* start DATA FOR THIS EXERCISE *

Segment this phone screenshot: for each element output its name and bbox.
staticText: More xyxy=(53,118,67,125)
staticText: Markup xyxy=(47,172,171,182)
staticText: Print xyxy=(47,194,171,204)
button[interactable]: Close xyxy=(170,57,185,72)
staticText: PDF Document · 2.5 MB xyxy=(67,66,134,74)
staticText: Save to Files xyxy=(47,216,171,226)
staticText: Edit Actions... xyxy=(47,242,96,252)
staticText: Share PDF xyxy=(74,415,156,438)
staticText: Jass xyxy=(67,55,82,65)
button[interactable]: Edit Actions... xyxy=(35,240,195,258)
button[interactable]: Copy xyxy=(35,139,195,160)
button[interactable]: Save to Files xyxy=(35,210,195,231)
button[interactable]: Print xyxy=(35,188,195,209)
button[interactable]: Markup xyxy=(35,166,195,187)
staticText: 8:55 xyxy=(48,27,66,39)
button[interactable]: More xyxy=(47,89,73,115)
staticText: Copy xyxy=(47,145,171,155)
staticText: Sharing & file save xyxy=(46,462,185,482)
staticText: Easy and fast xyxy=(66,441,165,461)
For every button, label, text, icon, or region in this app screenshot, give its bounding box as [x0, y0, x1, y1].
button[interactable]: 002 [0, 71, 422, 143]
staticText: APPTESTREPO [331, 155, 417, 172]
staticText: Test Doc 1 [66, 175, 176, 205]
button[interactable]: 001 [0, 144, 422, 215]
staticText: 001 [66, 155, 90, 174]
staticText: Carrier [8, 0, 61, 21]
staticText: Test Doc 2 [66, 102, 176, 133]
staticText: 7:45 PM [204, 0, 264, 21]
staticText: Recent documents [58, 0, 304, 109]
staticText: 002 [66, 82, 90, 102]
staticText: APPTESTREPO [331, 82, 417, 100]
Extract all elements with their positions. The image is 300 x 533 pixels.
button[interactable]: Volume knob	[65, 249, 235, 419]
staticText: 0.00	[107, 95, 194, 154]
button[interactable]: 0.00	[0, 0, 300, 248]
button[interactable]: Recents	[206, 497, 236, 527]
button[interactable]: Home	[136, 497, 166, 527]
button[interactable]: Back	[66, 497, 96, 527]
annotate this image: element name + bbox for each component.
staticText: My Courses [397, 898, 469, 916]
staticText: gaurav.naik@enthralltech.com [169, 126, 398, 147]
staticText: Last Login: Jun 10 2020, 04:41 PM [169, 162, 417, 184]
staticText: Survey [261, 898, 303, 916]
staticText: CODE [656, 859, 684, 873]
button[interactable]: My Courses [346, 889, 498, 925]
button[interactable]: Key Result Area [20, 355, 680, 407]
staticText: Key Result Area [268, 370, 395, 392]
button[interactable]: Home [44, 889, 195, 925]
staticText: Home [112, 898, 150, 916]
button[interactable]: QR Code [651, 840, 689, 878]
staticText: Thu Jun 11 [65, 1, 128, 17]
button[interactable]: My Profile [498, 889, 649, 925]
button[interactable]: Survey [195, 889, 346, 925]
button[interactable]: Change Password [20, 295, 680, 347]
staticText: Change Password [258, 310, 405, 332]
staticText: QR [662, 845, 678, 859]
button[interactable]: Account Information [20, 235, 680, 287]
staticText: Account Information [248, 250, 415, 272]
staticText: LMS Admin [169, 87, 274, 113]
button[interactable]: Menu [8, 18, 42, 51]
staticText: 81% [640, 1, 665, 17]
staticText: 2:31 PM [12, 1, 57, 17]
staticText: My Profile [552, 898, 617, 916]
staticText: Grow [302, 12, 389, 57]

* end DATA FOR THIS EXERCISE *

Update the records above by changing every "Markup" to "Annotate" and leaving all other text unchanged.

● OUTPUT FOR THIS EXERCISE
Segment this phone screenshot: for each element output its name and bbox.
staticText: More xyxy=(53,118,67,125)
staticText: Annotate xyxy=(47,172,171,182)
staticText: Print xyxy=(47,194,171,204)
button[interactable]: Close xyxy=(170,57,185,72)
staticText: PDF Document · 2.5 MB xyxy=(67,66,134,74)
staticText: Save to Files xyxy=(47,216,171,226)
staticText: Edit Actions... xyxy=(47,242,96,252)
staticText: Share PDF xyxy=(74,415,156,438)
staticText: Jass xyxy=(67,55,82,65)
button[interactable]: Edit Actions... xyxy=(35,240,195,258)
button[interactable]: Copy xyxy=(35,139,195,160)
button[interactable]: Save to Files xyxy=(35,210,195,231)
button[interactable]: Print xyxy=(35,188,195,209)
button[interactable]: Annotate xyxy=(35,166,195,187)
staticText: 8:55 xyxy=(48,27,66,39)
button[interactable]: More xyxy=(47,89,73,115)
staticText: Copy xyxy=(47,145,171,155)
staticText: Sharing & file save xyxy=(46,462,185,482)
staticText: Easy and fast xyxy=(66,441,165,461)
For every button, label, text, icon, or region in this app screenshot, give its bounding box as [x0, y0, x1, y1].
button[interactable]: 002 [0, 71, 422, 143]
staticText: APPTESTREPO [331, 155, 417, 172]
staticText: Test Doc 1 [66, 175, 176, 205]
button[interactable]: 001 [0, 144, 422, 215]
staticText: 001 [66, 155, 90, 174]
staticText: Carrier [8, 0, 61, 21]
staticText: Test Doc 2 [66, 102, 176, 133]
staticText: 7:45 PM [204, 0, 264, 21]
staticText: Recent documents [58, 0, 304, 109]
staticText: 002 [66, 82, 90, 102]
staticText: APPTESTREPO [331, 82, 417, 100]
Extract all elements with their positions. The image is 300 x 533 pixels.
button[interactable]: Volume knob	[65, 249, 235, 419]
staticText: 0.00	[107, 95, 194, 154]
button[interactable]: 0.00	[0, 0, 300, 248]
button[interactable]: Recents	[206, 497, 236, 527]
button[interactable]: Home	[136, 497, 166, 527]
button[interactable]: Back	[66, 497, 96, 527]
annotate this image: element name + bbox for each component.
staticText: My Courses [397, 898, 469, 916]
staticText: gaurav.naik@enthralltech.com [169, 126, 398, 147]
staticText: Last Login: Jun 10 2020, 04:41 PM [169, 162, 417, 184]
staticText: Survey [261, 898, 303, 916]
staticText: CODE [656, 859, 684, 873]
button[interactable]: My Courses [346, 889, 498, 925]
button[interactable]: Key Result Area [20, 355, 680, 407]
staticText: Key Result Area [268, 370, 395, 392]
button[interactable]: Home [44, 889, 195, 925]
staticText: Home [112, 898, 150, 916]
button[interactable]: QR Code [651, 840, 689, 878]
staticText: Thu Jun 11 [65, 1, 128, 17]
button[interactable]: My Profile [498, 889, 649, 925]
button[interactable]: Survey [195, 889, 346, 925]
button[interactable]: Change Password [20, 295, 680, 347]
staticText: Change Password [258, 310, 405, 332]
staticText: QR [662, 845, 678, 859]
button[interactable]: Account Information [20, 235, 680, 287]
staticText: Account Information [248, 250, 415, 272]
staticText: LMS Admin [169, 87, 274, 113]
button[interactable]: Menu [8, 18, 42, 51]
staticText: 81% [640, 1, 665, 17]
staticText: 2:31 PM [12, 1, 57, 17]
staticText: My Profile [552, 898, 617, 916]
staticText: Grow [302, 12, 389, 57]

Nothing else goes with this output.